§ **SUPPLIED DATA**:
[Start]

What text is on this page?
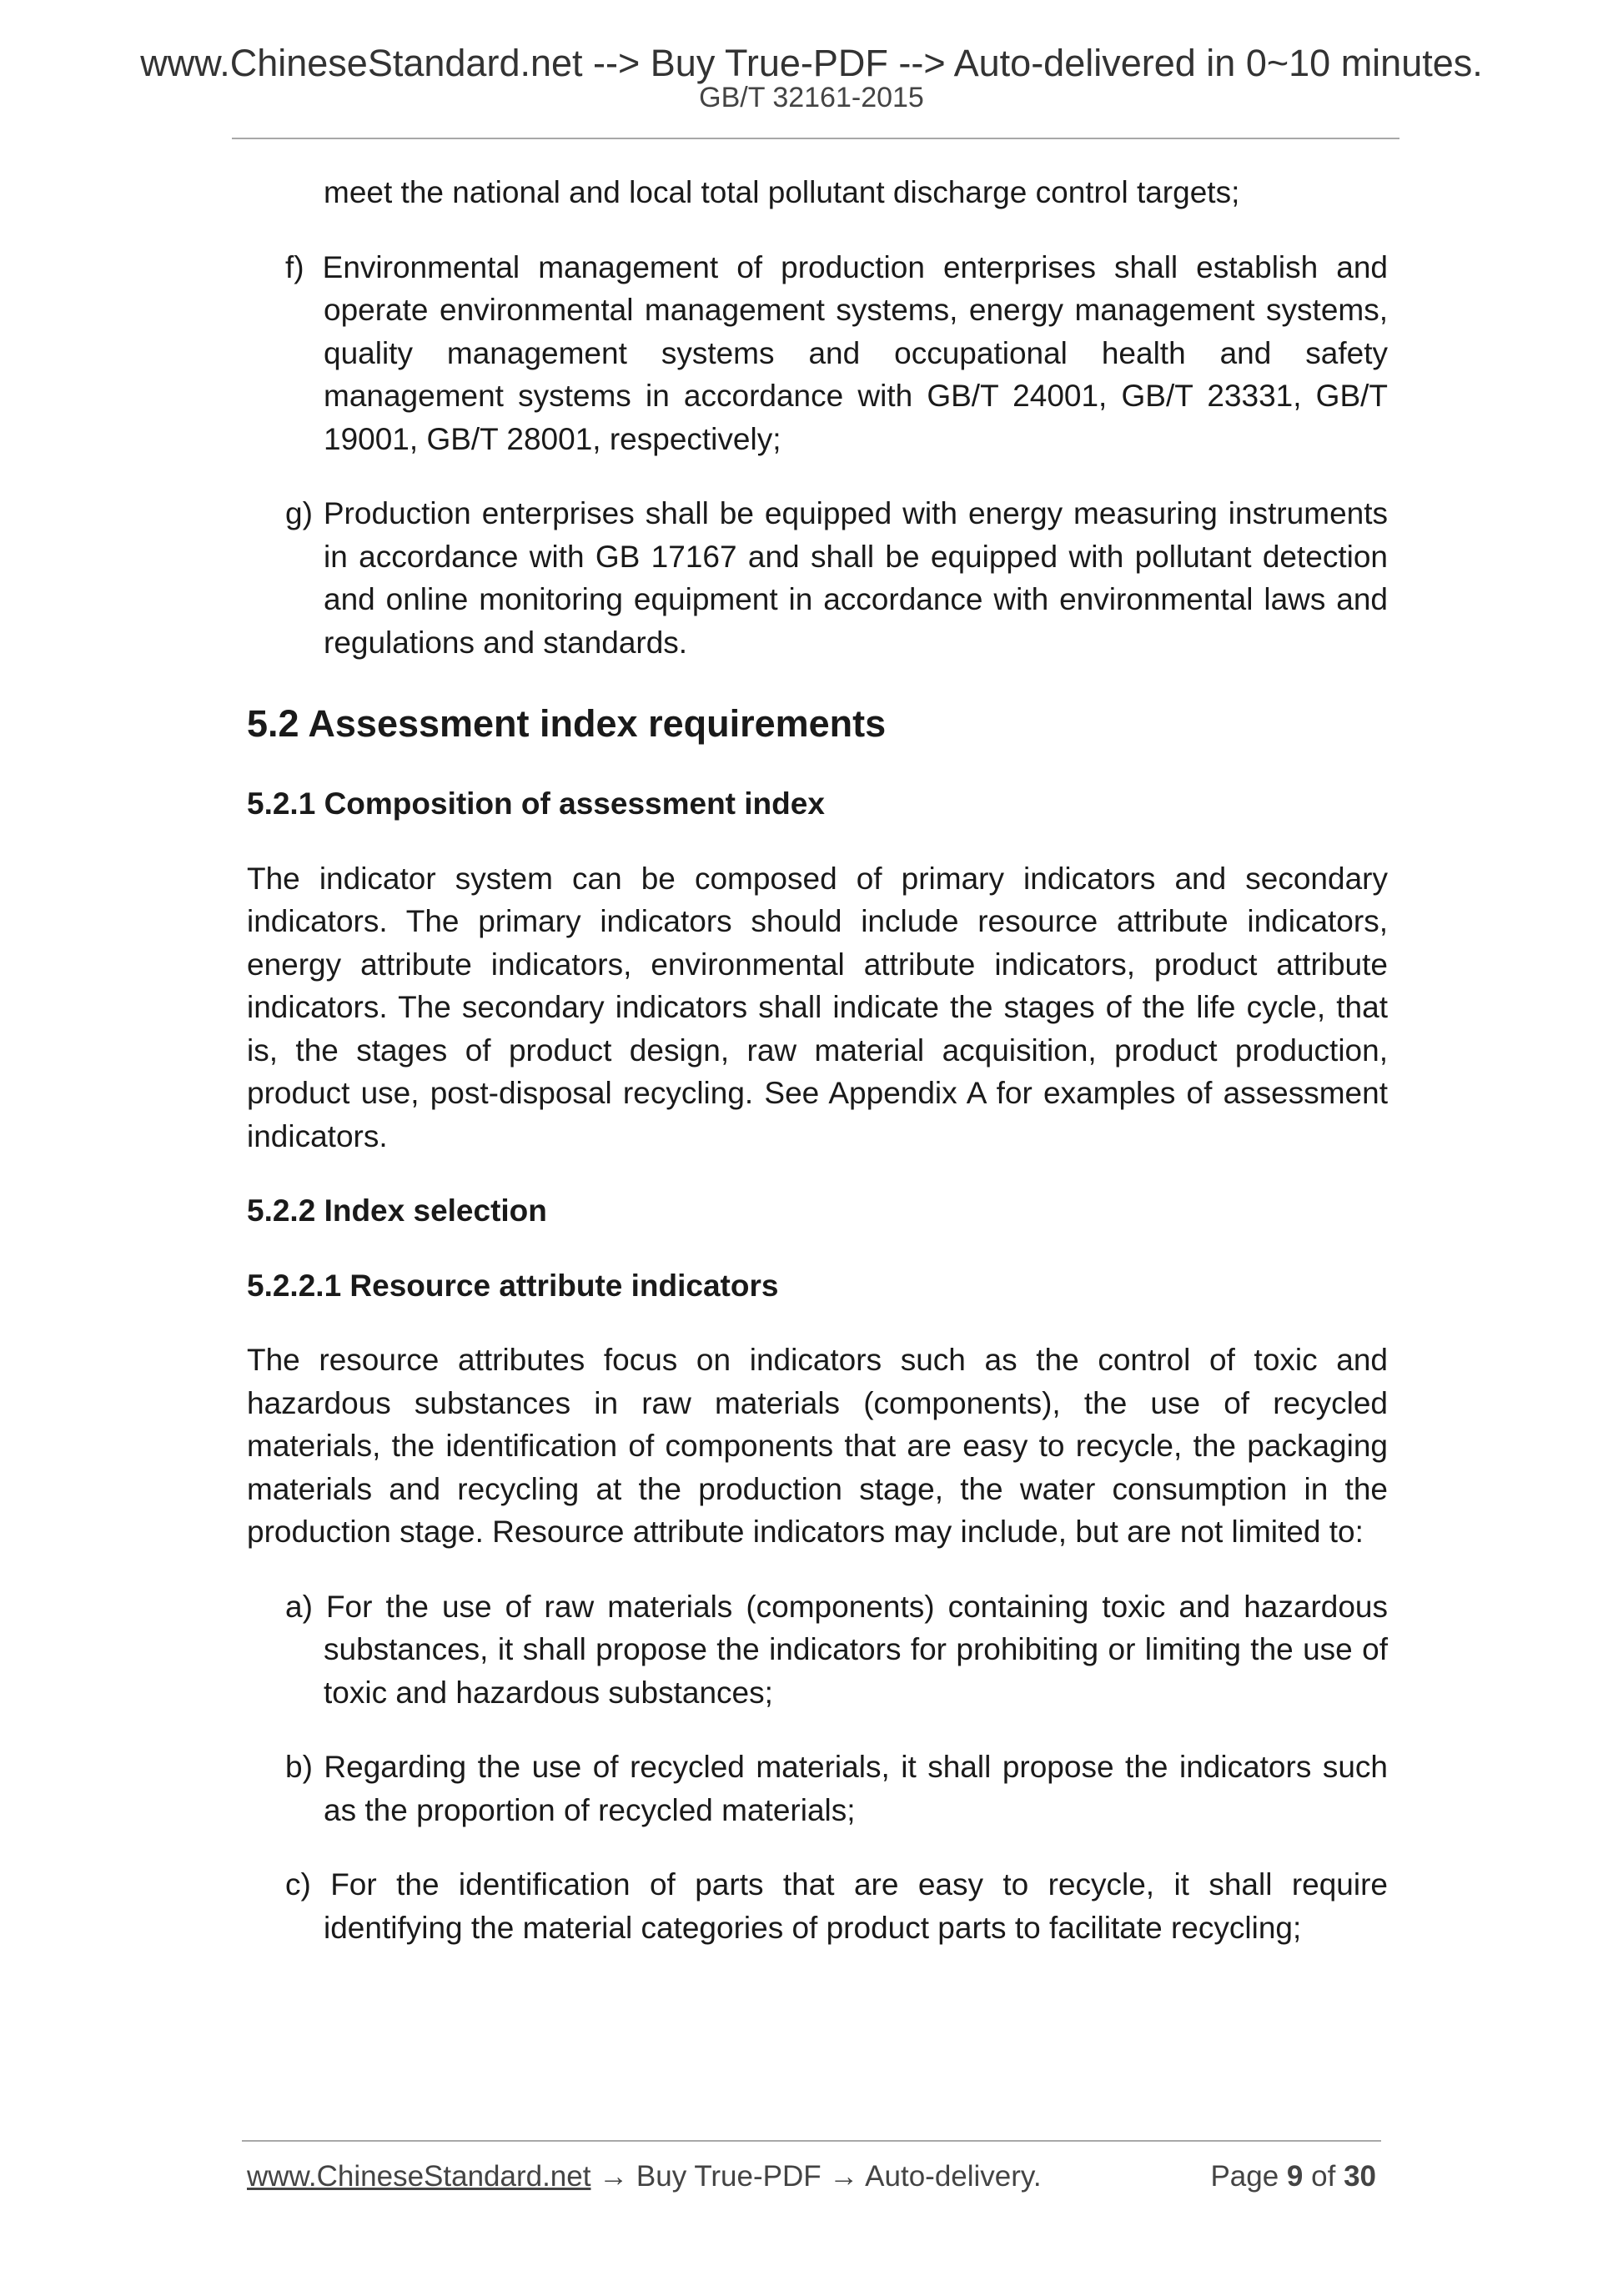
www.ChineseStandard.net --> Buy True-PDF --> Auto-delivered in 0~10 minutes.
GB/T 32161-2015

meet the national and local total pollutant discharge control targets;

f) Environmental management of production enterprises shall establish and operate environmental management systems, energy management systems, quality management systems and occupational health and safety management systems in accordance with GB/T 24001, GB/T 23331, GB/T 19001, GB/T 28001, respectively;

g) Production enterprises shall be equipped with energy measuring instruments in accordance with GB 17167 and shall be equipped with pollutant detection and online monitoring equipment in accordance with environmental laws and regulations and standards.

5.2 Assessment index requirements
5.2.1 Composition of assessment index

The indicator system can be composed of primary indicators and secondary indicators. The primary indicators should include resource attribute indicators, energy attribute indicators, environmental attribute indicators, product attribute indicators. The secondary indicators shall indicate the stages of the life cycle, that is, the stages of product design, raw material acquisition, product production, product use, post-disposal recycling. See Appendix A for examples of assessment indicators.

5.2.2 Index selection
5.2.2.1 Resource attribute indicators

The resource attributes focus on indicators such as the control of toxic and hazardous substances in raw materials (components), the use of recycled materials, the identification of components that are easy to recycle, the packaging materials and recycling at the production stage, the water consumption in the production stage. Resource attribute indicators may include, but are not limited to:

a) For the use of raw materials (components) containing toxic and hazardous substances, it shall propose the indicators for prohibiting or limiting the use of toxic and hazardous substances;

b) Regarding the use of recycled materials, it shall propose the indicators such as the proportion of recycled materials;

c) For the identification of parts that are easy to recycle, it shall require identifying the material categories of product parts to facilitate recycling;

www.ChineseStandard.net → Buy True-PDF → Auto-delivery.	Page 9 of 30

[End]

§ **OBJECTIVE**:
Your copy of the data should match it exactly, except that pictures are left out.

§ **THE RESPONSE**:
What text is on this page?
www.ChineseStandard.net --> Buy True-PDF --> Auto-delivered in 0~10 minutes.
GB/T 32161-2015

meet the national and local total pollutant discharge control targets;

f) Environmental management of production enterprises shall establish and operate environmental management systems, energy management systems, quality management systems and occupational health and safety management systems in accordance with GB/T 24001, GB/T 23331, GB/T 19001, GB/T 28001, respectively;

g) Production enterprises shall be equipped with energy measuring instruments in accordance with GB 17167 and shall be equipped with pollutant detection and online monitoring equipment in accordance with environmental laws and regulations and standards.

5.2 Assessment index requirements
5.2.1 Composition of assessment index

The indicator system can be composed of primary indicators and secondary indicators. The primary indicators should include resource attribute indicators, energy attribute indicators, environmental attribute indicators, product attribute indicators. The secondary indicators shall indicate the stages of the life cycle, that is, the stages of product design, raw material acquisition, product production, product use, post-disposal recycling. See Appendix A for examples of assessment indicators.

5.2.2 Index selection
5.2.2.1 Resource attribute indicators

The resource attributes focus on indicators such as the control of toxic and hazardous substances in raw materials (components), the use of recycled materials, the identification of components that are easy to recycle, the packaging materials and recycling at the production stage, the water consumption in the production stage. Resource attribute indicators may include, but are not limited to:

a) For the use of raw materials (components) containing toxic and hazardous substances, it shall propose the indicators for prohibiting or limiting the use of toxic and hazardous substances;

b) Regarding the use of recycled materials, it shall propose the indicators such as the proportion of recycled materials;

c) For the identification of parts that are easy to recycle, it shall require identifying the material categories of product parts to facilitate recycling;

www.ChineseStandard.net → Buy True-PDF → Auto-delivery.	Page 9 of 30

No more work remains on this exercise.